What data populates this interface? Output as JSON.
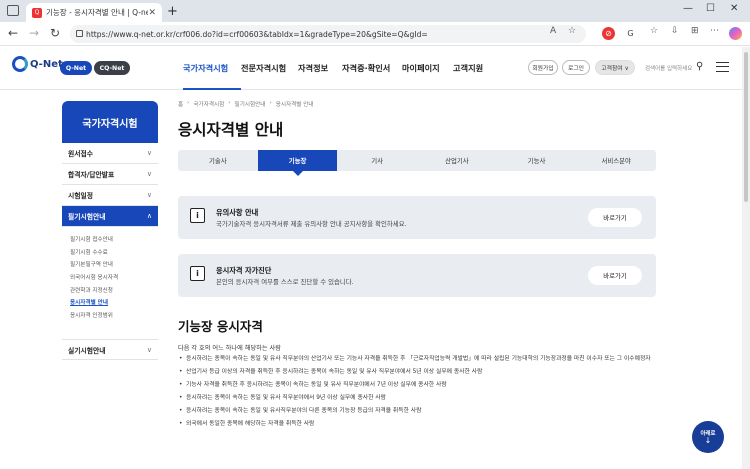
{
  "browser": {
    "tab_title": "기능장 - 응시자격별 안내 | Q-net",
    "favicon": "Q",
    "new_tab": "+",
    "url": "https://www.q-net.or.kr/crf006.do?id=crf00603&tabIdx=1&gradeType=20&gSite=Q&gId="
  },
  "header": {
    "logo_text": "Q-Net",
    "service_buttons": [
      "Q-Net",
      "CQ-Net"
    ],
    "gnb": [
      "국가자격시험",
      "전문자격시험",
      "자격정보",
      "자격증·확인서",
      "마이페이지",
      "고객지원"
    ],
    "gnb_active_index": 0,
    "buttons": {
      "join": "회원가입",
      "login": "로그인",
      "scope": "고객참여 ∨"
    },
    "search_placeholder": "검색어를 입력하세요"
  },
  "sidebar": {
    "title": "국가자격시험",
    "items": [
      {
        "label": "원서접수"
      },
      {
        "label": "합격자/답안발표"
      },
      {
        "label": "시험일정"
      },
      {
        "label": "필기시험안내"
      }
    ],
    "subitems": [
      "필기시험 접수안내",
      "필기시험 수수료",
      "필기본필구역 안내",
      "외국어시험 응시자격",
      "관련학과 지정신청",
      "응시자격별 안내",
      "응시자격 인정범위"
    ],
    "current_sub_index": 5,
    "last_item": "실기시험안내"
  },
  "breadcrumb": [
    "홈",
    "국가자격시험",
    "필기시험안내",
    "응시자격별 안내"
  ],
  "page_title": "응시자격별 안내",
  "tabs": [
    "기술사",
    "기능장",
    "기사",
    "산업기사",
    "기능사",
    "서비스분야"
  ],
  "tabs_active_index": 1,
  "cards": [
    {
      "title": "유의사항 안내",
      "desc": "국가기술자격 응시자격서류 제출 유의사항 안내 공지사항을 확인하세요.",
      "button": "바로가기"
    },
    {
      "title": "응시자격 자가진단",
      "desc": "본인의 응시자격 여부를 스스로 진단할 수 있습니다.",
      "button": "바로가기"
    }
  ],
  "section": {
    "title": "기능장 응시자격",
    "intro": "다음 각 호의 어느 하나에 해당하는 사람",
    "requirements": [
      "응시하려는 종목이 속하는 동일 및 유사 직무분야의 산업기사 또는 기능사 자격을 취득한 후 「근로자직업능력 개발법」에 따라 설립된 기능대학의 기능장과정을 마친 이수자 또는 그 이수예정자",
      "산업기사 등급 이상의 자격을 취득한 후 응시하려는 종목이 속하는 동일 및 유사 직무분야에서 5년 이상 실무에 종사한 사람",
      "기능사 자격을 취득한 후 응시하려는 종목이 속하는 동일 및 유사 직무분야에서 7년 이상 실무에 종사한 사람",
      "응시하려는 종목이 속하는 동일 및 유사 직무분야에서 9년 이상 실무에 종사한 사람",
      "응시하려는 종목이 속하는 동일 및 유사직무분야의 다른 종목의 기능장 등급의 자격을 취득한 사람",
      "외국에서 동일한 종목에 해당하는 자격을 취득한 사람"
    ]
  },
  "float_button": {
    "label": "아래로",
    "arrow": "↓"
  },
  "colors": {
    "primary": "#1747b9",
    "accent": "#1a53c4",
    "card_bg": "#e9ecf1"
  },
  "icons": [
    "sidebar-toggle-icon",
    "close-icon",
    "back-icon",
    "forward-icon",
    "refresh-icon",
    "lock-icon",
    "info-icon",
    "search-icon",
    "menu-icon",
    "chevron-down-icon",
    "chevron-up-icon"
  ]
}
= = = =
### Goal
Check each line of the material above for "label" and say how many lines contain it, giving the number alone.

### Problem solution
5